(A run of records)
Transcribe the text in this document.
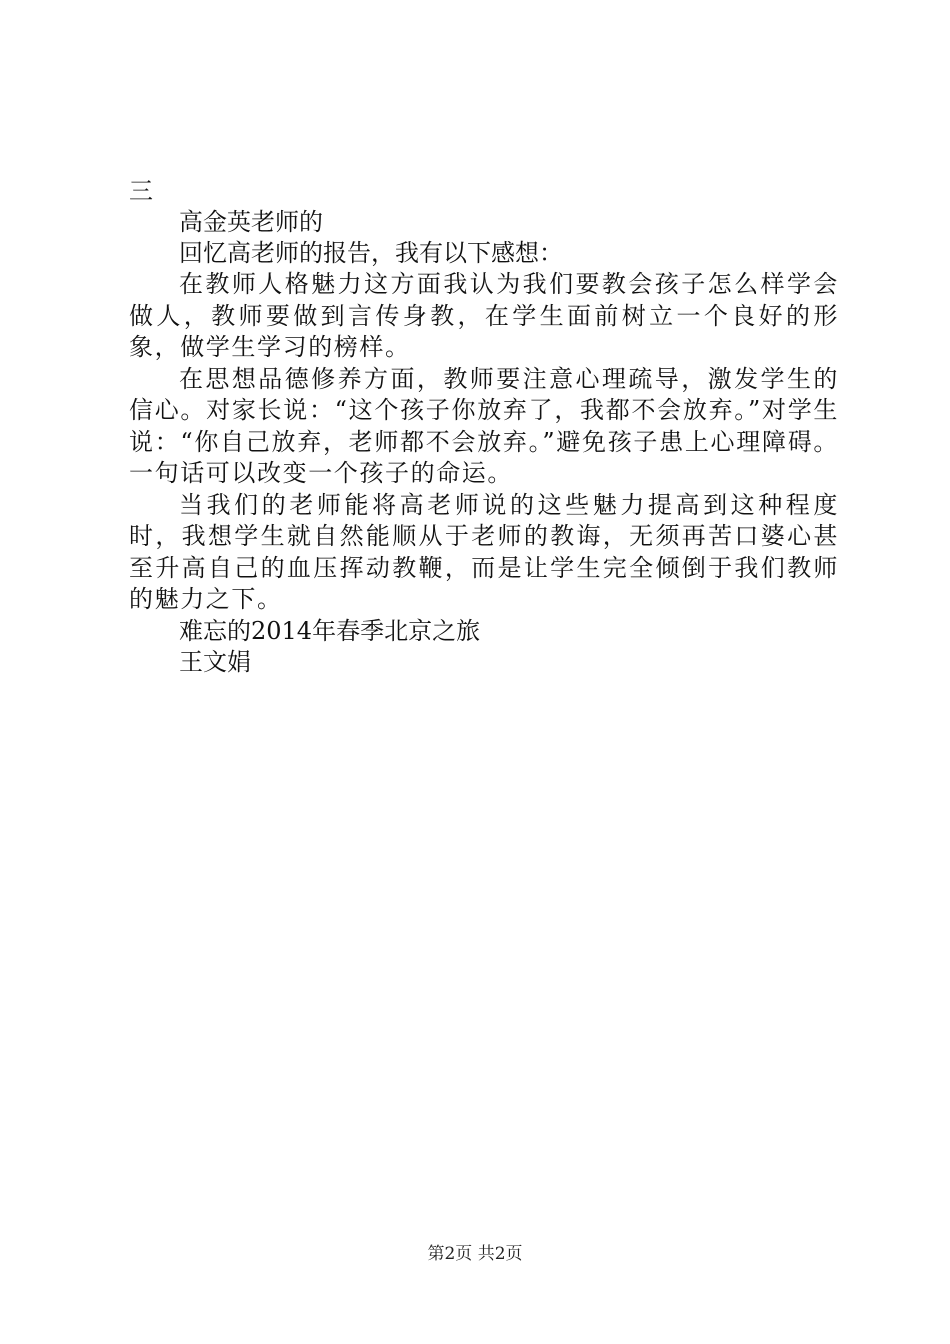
三
高金英老师的
回忆高老师的报告，我有以下感想：
在教师人格魅力这方面我认为我们要教会孩子怎么样学会做人，教师要做到言传身教，在学生面前树立一个良好的形象，做学生学习的榜样。
在思想品德修养方面，教师要注意心理疏导，激发学生的信心。对家长说：“这个孩子你放弃了，我都不会放弃。”对学生说：“你自己放弃，老师都不会放弃。”避免孩子患上心理障碍。一句话可以改变一个孩子的命运。
当我们的老师能将高老师说的这些魅力提高到这种程度时，我想学生就自然能顺从于老师的教诲，无须再苦口婆心甚至升高自己的血压挥动教鞭，而是让学生完全倾倒于我们教师的魅力之下。
难忘的2014年春季北京之旅
王文娟
第2页 共2页
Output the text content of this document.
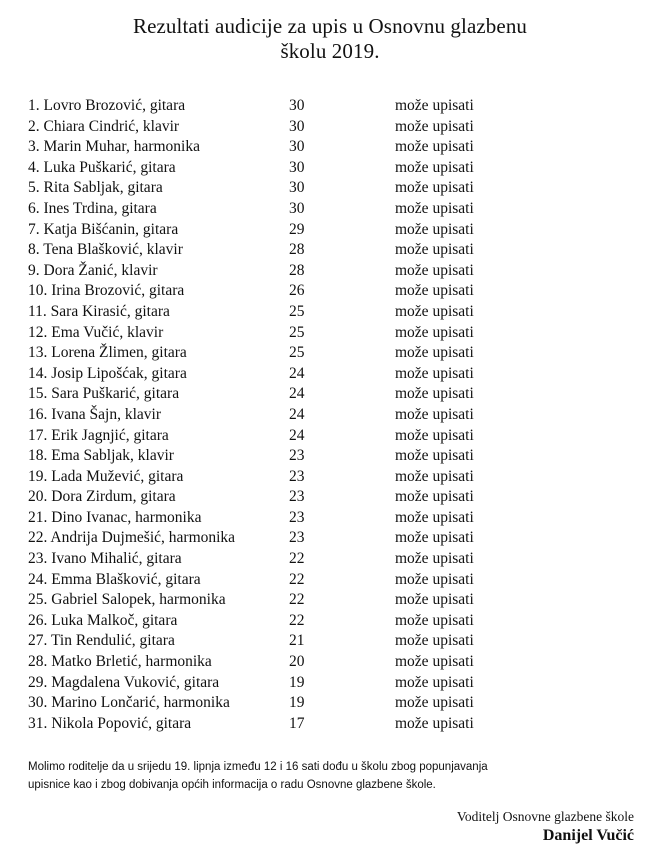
Rezultati audicije za upis u Osnovnu glazbenu
školu 2019.
1. Lovro Brozović, gitara	30	može upisati
2. Chiara Cindrić, klavir	30	može upisati
3. Marin Muhar, harmonika	30	može upisati
4. Luka Puškarić, gitara	30	može upisati
5. Rita Sabljak, gitara	30	može upisati
6. Ines Trdina, gitara	30	može upisati
7. Katja Bišćanin, gitara	29	može upisati
8. Tena Blašković, klavir	28	može upisati
9. Dora Žanić, klavir	28	može upisati
10. Irina Brozović, gitara	26	može upisati
11. Sara Kirasić, gitara	25	može upisati
12. Ema Vučić, klavir	25	može upisati
13. Lorena Žlimen, gitara	25	može upisati
14. Josip Lipošćak, gitara	24	može upisati
15. Sara Puškarić, gitara	24	može upisati
16. Ivana Šajn, klavir	24	može upisati
17. Erik Jagnjić, gitara	24	može upisati
18. Ema Sabljak, klavir	23	može upisati
19. Lada Mužević, gitara	23	može upisati
20. Dora Zirdum, gitara	23	može upisati
21. Dino Ivanac, harmonika	23	može upisati
22. Andrija Dujmešić, harmonika	23	može upisati
23. Ivano Mihalić, gitara	22	može upisati
24. Emma Blašković, gitara	22	može upisati
25. Gabriel Salopek, harmonika	22	može upisati
26. Luka Malkoč, gitara	22	može upisati
27. Tin Rendulić, gitara	21	može upisati
28. Matko Brletić, harmonika	20	može upisati
29. Magdalena Vuković, gitara	19	može upisati
30. Marino Lončarić, harmonika	19	može upisati
31. Nikola Popović, gitara	17	može upisati
Molimo roditelje da u srijedu 19. lipnja između 12 i 16 sati dođu u školu zbog popunjavanja
upisnice kao i zbog dobivanja općih informacija o radu Osnovne glazbene škole.
Voditelj Osnovne glazbene škole
Danijel Vučić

To be done -> Copy out all lines that carry the word "zbog".

Task answer ->
Molimo roditelje da u srijedu 19. lipnja između 12 i 16 sati dođu u školu zbog popunjavanja
upisnice kao i zbog dobivanja općih informacija o radu Osnovne glazbene škole.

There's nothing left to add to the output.